> [REQUIREMENT] Select the lines that contain "granted" and copy each of them.
+++ EXTRACTED RECORDS
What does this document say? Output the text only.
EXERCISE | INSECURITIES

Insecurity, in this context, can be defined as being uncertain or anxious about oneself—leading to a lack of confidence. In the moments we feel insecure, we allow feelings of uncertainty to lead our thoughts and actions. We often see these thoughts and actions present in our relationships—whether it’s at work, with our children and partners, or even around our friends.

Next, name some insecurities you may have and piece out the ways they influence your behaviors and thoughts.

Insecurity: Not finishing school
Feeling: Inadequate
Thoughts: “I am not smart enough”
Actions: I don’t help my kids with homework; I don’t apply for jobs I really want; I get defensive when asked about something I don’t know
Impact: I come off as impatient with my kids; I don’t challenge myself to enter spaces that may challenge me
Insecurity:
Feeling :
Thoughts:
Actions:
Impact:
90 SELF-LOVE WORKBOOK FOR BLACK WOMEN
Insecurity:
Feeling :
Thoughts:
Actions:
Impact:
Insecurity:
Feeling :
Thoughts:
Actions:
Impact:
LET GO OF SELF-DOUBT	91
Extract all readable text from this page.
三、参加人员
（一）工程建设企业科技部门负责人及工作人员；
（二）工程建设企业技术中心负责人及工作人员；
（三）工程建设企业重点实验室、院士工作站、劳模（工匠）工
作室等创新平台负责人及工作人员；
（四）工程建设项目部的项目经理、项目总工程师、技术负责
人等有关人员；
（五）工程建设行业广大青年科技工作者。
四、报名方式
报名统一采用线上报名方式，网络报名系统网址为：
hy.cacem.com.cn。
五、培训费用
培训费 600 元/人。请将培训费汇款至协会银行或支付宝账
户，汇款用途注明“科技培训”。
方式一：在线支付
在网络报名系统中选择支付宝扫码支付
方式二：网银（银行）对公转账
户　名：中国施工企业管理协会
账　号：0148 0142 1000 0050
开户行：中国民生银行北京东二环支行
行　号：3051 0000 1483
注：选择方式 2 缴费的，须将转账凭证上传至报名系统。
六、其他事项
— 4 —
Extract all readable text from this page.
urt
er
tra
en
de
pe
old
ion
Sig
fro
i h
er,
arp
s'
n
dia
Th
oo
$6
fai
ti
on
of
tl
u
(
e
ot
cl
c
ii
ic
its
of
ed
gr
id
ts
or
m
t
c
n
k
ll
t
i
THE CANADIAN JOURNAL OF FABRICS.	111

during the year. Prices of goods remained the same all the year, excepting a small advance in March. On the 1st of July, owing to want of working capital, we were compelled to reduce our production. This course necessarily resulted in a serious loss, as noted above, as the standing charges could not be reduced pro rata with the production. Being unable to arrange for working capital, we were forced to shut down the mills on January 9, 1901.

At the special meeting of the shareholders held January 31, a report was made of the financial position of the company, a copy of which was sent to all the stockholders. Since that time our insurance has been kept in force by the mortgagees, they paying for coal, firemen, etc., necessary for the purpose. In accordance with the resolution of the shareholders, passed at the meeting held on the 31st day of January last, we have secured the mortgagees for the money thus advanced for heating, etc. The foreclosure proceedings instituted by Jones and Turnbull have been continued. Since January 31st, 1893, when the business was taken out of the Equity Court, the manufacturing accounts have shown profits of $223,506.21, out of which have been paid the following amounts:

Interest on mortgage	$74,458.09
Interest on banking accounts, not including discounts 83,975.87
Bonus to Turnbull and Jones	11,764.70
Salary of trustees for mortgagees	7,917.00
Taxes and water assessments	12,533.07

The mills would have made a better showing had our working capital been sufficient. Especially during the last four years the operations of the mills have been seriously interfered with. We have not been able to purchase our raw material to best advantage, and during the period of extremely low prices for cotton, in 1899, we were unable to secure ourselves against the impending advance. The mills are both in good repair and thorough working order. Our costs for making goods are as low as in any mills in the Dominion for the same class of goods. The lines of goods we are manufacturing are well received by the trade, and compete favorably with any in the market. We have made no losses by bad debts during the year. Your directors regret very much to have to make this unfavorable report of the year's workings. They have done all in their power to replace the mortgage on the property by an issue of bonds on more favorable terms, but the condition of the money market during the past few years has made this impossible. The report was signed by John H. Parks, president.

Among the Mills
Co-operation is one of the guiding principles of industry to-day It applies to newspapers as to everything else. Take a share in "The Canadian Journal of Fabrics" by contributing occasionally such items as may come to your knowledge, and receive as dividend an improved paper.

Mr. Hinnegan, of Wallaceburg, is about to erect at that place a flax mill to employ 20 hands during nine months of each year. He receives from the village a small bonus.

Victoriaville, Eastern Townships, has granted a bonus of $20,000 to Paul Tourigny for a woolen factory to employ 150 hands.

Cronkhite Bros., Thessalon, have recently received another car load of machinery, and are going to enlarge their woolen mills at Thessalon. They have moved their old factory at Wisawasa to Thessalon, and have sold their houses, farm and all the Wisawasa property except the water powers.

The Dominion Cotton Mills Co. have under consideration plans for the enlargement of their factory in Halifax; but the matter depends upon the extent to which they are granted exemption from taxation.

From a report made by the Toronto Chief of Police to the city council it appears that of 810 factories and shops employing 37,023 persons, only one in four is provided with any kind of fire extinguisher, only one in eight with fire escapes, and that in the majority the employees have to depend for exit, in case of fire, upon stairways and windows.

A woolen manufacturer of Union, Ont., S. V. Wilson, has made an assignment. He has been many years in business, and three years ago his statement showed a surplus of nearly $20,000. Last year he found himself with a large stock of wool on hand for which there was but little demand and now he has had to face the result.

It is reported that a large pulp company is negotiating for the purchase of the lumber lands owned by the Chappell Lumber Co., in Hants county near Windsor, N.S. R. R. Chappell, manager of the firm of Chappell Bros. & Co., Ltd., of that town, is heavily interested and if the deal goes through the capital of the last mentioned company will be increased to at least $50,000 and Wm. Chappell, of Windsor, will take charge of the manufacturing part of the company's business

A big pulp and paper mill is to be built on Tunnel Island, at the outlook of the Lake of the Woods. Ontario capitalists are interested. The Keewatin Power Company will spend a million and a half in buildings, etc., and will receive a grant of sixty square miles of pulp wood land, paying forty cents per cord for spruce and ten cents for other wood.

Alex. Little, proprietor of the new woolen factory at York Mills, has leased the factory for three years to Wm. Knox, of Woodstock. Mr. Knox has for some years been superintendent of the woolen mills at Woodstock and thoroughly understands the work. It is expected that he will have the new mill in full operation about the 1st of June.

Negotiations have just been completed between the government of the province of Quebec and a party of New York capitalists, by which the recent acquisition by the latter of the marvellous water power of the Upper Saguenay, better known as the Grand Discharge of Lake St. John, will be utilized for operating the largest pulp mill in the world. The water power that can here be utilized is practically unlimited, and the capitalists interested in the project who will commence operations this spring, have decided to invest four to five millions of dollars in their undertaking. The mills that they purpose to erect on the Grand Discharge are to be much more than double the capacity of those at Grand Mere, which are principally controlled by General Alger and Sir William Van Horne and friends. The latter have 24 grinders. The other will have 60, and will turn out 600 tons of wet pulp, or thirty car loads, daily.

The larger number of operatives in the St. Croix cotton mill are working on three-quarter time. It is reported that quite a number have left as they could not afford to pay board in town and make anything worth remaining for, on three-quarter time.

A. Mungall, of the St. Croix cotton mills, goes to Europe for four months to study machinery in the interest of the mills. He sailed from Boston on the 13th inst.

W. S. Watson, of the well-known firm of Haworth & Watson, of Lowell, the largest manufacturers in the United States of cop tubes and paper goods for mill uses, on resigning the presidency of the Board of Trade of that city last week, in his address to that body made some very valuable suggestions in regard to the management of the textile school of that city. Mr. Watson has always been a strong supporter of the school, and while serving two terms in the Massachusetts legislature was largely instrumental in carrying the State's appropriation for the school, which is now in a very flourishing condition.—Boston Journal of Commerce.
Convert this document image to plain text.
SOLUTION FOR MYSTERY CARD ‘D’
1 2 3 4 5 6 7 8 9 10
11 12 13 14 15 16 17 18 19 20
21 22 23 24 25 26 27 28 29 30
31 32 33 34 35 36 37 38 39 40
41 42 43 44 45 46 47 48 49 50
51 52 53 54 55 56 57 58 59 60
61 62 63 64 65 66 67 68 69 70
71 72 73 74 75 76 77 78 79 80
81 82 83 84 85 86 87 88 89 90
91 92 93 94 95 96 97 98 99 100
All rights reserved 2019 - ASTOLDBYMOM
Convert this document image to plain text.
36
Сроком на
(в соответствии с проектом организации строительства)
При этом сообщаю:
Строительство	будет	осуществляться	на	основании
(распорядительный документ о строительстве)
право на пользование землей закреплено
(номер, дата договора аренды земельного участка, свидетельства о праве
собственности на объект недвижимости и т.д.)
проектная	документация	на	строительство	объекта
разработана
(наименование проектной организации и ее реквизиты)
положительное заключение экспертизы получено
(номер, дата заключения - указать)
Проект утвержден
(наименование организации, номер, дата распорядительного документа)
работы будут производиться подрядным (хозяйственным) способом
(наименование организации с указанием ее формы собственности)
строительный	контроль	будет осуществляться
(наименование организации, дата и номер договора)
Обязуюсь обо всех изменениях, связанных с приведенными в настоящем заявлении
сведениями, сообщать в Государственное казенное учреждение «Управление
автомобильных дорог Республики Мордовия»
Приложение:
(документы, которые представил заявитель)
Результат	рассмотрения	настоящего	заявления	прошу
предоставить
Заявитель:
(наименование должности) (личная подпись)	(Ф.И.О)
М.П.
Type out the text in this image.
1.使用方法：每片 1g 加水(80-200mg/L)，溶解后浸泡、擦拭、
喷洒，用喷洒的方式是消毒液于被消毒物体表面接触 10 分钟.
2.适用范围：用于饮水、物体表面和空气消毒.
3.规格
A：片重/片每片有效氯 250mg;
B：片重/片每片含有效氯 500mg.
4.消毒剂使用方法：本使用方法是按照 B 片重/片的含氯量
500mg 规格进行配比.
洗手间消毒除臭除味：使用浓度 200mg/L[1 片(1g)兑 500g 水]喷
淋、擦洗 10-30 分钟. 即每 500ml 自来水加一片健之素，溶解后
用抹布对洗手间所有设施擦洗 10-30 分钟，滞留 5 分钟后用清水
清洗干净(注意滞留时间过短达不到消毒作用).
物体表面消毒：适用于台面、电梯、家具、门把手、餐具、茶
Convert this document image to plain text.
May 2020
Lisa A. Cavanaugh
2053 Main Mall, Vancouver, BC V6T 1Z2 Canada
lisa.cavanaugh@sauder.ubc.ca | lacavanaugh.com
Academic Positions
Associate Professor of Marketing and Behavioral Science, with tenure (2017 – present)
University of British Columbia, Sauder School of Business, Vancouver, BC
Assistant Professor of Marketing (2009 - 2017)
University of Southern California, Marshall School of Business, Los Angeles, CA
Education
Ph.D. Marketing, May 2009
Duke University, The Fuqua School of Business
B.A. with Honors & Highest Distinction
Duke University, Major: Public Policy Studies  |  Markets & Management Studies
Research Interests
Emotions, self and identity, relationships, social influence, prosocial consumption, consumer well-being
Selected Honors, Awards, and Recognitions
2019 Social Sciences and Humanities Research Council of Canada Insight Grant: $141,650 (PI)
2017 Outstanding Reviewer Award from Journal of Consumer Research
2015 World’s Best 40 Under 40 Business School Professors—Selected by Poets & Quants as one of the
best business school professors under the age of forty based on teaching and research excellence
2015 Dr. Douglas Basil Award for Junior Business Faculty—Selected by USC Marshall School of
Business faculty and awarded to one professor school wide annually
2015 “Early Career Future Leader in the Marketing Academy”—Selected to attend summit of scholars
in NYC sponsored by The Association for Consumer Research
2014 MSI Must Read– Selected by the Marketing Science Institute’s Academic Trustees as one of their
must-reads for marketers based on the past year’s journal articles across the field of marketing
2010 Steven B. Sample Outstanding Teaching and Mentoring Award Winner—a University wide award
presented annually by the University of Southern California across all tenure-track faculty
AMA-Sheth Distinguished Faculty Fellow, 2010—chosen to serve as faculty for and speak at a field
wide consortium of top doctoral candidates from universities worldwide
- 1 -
++++++
> [ANSWER FOR THE TASK]
Victoriaville, Eastern Townships, has granted a bonus of $20,000 to Paul Tourigny for a woolen factory to employ 150 hands.
The Dominion Cotton Mills Co. have under consideration plans for the enlargement of their factory in Halifax; but the matter depends upon the extent to which they are granted exemption from taxation.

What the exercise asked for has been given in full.